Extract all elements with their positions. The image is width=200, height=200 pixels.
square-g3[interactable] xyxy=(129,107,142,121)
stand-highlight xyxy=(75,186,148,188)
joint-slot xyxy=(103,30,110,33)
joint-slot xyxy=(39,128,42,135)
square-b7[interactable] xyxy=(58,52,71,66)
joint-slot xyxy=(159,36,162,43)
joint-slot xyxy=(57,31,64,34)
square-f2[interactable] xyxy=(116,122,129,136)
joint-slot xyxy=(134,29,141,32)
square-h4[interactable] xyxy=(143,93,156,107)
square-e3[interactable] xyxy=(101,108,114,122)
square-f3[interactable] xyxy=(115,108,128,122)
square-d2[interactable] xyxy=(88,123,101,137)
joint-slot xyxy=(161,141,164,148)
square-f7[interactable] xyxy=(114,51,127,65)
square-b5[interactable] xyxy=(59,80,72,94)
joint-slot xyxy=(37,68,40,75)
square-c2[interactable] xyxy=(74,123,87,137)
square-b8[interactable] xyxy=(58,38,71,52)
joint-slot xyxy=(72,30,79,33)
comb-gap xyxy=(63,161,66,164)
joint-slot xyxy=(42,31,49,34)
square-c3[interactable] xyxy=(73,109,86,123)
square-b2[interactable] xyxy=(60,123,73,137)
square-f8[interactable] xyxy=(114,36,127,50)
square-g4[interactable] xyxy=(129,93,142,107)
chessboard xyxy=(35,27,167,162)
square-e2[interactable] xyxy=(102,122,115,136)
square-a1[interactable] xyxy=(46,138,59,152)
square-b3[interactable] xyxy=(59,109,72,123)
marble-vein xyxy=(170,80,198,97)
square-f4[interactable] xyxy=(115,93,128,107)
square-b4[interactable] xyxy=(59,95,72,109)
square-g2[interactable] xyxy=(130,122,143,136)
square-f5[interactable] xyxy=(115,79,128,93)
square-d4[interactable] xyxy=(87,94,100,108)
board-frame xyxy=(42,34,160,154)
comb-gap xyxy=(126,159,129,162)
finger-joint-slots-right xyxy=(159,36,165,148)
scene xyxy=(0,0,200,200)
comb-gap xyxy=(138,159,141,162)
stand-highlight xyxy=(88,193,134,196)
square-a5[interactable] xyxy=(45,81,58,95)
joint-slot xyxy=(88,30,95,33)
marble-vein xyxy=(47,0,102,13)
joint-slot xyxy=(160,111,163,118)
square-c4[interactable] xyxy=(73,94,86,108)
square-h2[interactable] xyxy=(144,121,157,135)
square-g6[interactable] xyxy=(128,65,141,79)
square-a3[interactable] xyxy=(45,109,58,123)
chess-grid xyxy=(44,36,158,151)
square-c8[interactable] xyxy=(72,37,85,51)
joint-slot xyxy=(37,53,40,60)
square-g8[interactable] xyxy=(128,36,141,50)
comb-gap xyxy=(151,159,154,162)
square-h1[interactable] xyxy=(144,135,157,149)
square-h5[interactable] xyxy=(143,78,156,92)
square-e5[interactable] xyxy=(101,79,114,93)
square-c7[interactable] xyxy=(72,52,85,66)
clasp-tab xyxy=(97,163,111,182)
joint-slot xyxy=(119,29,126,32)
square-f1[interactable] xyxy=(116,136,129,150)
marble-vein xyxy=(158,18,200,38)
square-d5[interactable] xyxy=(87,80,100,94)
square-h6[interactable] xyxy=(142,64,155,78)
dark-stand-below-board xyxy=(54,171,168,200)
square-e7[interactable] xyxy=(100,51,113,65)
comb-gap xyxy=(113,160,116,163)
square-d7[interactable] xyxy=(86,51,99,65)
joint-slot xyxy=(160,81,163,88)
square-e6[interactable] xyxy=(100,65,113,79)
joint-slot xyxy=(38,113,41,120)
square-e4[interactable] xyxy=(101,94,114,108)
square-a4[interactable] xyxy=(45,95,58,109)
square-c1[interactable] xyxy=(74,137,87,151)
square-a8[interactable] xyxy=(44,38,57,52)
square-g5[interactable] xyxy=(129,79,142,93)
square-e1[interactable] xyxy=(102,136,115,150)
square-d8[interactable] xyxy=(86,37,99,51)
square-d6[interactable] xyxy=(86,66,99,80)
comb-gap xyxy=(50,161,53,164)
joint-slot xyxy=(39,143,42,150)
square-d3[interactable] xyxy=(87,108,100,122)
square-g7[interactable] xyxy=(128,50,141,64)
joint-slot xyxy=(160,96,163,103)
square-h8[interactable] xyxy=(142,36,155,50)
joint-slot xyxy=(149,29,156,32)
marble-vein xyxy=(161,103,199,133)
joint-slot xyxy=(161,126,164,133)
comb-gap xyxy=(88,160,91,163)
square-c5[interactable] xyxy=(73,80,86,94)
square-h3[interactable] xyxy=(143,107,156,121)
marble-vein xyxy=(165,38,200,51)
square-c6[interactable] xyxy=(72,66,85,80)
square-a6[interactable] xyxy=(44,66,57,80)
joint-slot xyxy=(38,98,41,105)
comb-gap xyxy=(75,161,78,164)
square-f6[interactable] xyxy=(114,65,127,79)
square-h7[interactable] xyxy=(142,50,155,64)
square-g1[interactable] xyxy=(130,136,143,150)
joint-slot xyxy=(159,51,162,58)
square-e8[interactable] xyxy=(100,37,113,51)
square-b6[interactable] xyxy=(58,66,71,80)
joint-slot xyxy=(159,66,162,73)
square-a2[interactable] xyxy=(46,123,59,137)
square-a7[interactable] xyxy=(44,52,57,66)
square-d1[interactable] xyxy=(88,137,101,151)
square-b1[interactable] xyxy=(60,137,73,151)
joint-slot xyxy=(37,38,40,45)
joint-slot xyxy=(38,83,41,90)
.....
▶ _Task directions_
In the records, from the first line through the line holding "chess-grid xyxy=(44,36,158,151)", inclusive, rename "comb-gap" to "comb-notch" and reproduce those lines with nothing else changed.

▶ _Completed exercise_
Extract all elements with their positions. The image is width=200, height=200 pixels.
square-g3[interactable] xyxy=(129,107,142,121)
stand-highlight xyxy=(75,186,148,188)
joint-slot xyxy=(103,30,110,33)
joint-slot xyxy=(39,128,42,135)
square-b7[interactable] xyxy=(58,52,71,66)
joint-slot xyxy=(159,36,162,43)
joint-slot xyxy=(57,31,64,34)
square-f2[interactable] xyxy=(116,122,129,136)
joint-slot xyxy=(134,29,141,32)
square-h4[interactable] xyxy=(143,93,156,107)
square-e3[interactable] xyxy=(101,108,114,122)
square-f3[interactable] xyxy=(115,108,128,122)
square-d2[interactable] xyxy=(88,123,101,137)
joint-slot xyxy=(161,141,164,148)
square-f7[interactable] xyxy=(114,51,127,65)
square-b5[interactable] xyxy=(59,80,72,94)
joint-slot xyxy=(37,68,40,75)
square-c2[interactable] xyxy=(74,123,87,137)
square-b8[interactable] xyxy=(58,38,71,52)
joint-slot xyxy=(72,30,79,33)
comb-notch xyxy=(63,161,66,164)
joint-slot xyxy=(42,31,49,34)
square-c3[interactable] xyxy=(73,109,86,123)
square-b2[interactable] xyxy=(60,123,73,137)
square-f8[interactable] xyxy=(114,36,127,50)
square-g4[interactable] xyxy=(129,93,142,107)
chessboard xyxy=(35,27,167,162)
square-e2[interactable] xyxy=(102,122,115,136)
square-a1[interactable] xyxy=(46,138,59,152)
square-b3[interactable] xyxy=(59,109,72,123)
marble-vein xyxy=(170,80,198,97)
square-f4[interactable] xyxy=(115,93,128,107)
square-b4[interactable] xyxy=(59,95,72,109)
square-g2[interactable] xyxy=(130,122,143,136)
square-f5[interactable] xyxy=(115,79,128,93)
square-d4[interactable] xyxy=(87,94,100,108)
board-frame xyxy=(42,34,160,154)
comb-notch xyxy=(126,159,129,162)
finger-joint-slots-right xyxy=(159,36,165,148)
scene xyxy=(0,0,200,200)
comb-notch xyxy=(138,159,141,162)
stand-highlight xyxy=(88,193,134,196)
square-a5[interactable] xyxy=(45,81,58,95)
joint-slot xyxy=(88,30,95,33)
marble-vein xyxy=(47,0,102,13)
joint-slot xyxy=(160,111,163,118)
square-c4[interactable] xyxy=(73,94,86,108)
square-h2[interactable] xyxy=(144,121,157,135)
square-g6[interactable] xyxy=(128,65,141,79)
square-a3[interactable] xyxy=(45,109,58,123)
chess-grid xyxy=(44,36,158,151)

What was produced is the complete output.